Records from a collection
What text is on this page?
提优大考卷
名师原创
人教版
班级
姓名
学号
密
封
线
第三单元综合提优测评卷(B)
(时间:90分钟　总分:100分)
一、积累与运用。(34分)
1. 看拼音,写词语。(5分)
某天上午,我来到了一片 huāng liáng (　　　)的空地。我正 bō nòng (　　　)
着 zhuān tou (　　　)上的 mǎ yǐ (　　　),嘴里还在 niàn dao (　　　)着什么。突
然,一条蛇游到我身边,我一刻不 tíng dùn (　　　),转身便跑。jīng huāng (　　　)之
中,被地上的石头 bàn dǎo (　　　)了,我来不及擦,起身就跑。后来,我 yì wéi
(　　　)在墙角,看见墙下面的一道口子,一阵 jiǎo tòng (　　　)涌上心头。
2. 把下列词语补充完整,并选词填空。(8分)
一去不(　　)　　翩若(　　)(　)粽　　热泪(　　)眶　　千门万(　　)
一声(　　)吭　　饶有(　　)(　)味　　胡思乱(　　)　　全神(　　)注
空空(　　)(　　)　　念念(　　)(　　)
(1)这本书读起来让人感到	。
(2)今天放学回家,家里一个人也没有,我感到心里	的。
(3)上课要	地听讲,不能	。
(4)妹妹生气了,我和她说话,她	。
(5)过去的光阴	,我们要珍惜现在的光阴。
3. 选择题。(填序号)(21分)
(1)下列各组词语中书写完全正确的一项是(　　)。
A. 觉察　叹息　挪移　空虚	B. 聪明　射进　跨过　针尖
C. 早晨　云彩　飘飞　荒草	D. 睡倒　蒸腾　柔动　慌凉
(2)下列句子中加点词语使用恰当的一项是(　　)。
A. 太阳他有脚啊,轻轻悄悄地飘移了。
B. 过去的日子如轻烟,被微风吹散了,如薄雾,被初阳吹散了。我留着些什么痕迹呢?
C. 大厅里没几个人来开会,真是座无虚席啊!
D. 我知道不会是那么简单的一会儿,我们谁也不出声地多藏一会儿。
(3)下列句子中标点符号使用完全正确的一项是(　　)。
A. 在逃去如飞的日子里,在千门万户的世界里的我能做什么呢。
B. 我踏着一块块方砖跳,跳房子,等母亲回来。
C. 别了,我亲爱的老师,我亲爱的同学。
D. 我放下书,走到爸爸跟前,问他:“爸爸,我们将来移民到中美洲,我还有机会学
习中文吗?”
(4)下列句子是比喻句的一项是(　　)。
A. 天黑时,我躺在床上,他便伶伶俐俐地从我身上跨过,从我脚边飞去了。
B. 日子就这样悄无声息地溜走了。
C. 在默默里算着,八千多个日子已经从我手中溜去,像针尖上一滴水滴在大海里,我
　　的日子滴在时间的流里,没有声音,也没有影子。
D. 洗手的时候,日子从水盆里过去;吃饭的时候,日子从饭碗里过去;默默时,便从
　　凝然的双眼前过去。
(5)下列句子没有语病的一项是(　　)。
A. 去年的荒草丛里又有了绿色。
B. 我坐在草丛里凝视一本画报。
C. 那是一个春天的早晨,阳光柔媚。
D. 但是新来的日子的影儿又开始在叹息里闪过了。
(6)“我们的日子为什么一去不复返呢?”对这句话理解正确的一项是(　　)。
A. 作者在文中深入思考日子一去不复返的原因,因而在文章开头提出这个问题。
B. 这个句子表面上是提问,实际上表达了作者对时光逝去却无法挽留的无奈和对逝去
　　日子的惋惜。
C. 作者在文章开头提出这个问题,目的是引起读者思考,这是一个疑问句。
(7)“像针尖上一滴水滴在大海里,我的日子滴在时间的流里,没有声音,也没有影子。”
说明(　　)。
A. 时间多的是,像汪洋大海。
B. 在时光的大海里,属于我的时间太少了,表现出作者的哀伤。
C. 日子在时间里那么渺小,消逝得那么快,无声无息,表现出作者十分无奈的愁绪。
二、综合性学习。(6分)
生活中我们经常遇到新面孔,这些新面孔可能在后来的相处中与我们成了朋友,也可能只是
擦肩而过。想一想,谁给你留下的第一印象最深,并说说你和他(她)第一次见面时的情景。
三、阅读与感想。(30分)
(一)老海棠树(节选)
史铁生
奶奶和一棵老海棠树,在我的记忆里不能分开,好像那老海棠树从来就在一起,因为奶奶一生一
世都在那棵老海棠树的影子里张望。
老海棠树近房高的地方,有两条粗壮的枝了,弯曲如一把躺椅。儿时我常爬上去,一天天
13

> _Problem_
Where a line in the entries holds the word "没有声音", copy that line.

> _Written response_
　　的日子滴在时间的流里,没有声音,也没有影子。
(7)“像针尖上一滴水滴在大海里,我的日子滴在时间的流里,没有声音,也没有影子。”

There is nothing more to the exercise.